Problem requirements —
For each line below that includes the word "notes", make a copy.

====== Supplied material ======

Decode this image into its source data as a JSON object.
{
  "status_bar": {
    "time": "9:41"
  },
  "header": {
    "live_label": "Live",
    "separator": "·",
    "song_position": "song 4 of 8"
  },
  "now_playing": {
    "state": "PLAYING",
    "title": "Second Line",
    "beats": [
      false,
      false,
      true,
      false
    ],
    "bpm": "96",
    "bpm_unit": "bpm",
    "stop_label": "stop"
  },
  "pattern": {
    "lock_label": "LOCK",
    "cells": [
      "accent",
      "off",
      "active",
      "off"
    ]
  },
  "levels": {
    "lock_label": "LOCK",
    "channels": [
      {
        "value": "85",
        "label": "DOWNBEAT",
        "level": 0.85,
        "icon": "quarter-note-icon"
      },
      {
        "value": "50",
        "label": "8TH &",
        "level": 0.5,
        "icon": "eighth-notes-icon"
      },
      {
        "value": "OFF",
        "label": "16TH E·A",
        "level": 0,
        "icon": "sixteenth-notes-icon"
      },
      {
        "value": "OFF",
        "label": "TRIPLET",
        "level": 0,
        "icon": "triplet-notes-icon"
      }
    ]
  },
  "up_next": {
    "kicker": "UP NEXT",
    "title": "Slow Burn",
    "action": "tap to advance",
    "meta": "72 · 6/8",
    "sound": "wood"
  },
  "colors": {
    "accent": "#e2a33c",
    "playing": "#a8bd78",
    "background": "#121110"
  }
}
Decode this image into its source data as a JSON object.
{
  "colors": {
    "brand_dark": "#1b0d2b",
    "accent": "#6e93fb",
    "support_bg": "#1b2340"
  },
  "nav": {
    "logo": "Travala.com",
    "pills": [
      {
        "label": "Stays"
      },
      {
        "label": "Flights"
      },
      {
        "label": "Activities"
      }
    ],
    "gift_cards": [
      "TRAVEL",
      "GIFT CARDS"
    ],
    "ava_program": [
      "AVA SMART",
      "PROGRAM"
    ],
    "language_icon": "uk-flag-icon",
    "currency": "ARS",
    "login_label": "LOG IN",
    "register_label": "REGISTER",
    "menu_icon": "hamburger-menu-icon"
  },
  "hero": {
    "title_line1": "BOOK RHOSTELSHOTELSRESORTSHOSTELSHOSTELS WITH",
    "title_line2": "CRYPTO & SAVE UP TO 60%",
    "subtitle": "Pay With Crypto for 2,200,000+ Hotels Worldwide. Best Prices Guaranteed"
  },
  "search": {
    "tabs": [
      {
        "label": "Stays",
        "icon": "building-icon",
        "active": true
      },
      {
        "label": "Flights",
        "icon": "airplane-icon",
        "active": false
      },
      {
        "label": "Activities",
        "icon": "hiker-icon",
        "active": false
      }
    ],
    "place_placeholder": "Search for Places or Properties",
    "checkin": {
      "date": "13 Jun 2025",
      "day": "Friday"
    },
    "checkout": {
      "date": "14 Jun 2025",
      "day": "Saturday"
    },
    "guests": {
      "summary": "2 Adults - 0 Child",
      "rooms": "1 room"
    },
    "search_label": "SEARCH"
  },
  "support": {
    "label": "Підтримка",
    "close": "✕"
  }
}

======

Solution to this problem —
        "icon": "eighth-notes-icon"
        "icon": "sixteenth-notes-icon"
        "icon": "triplet-notes-icon"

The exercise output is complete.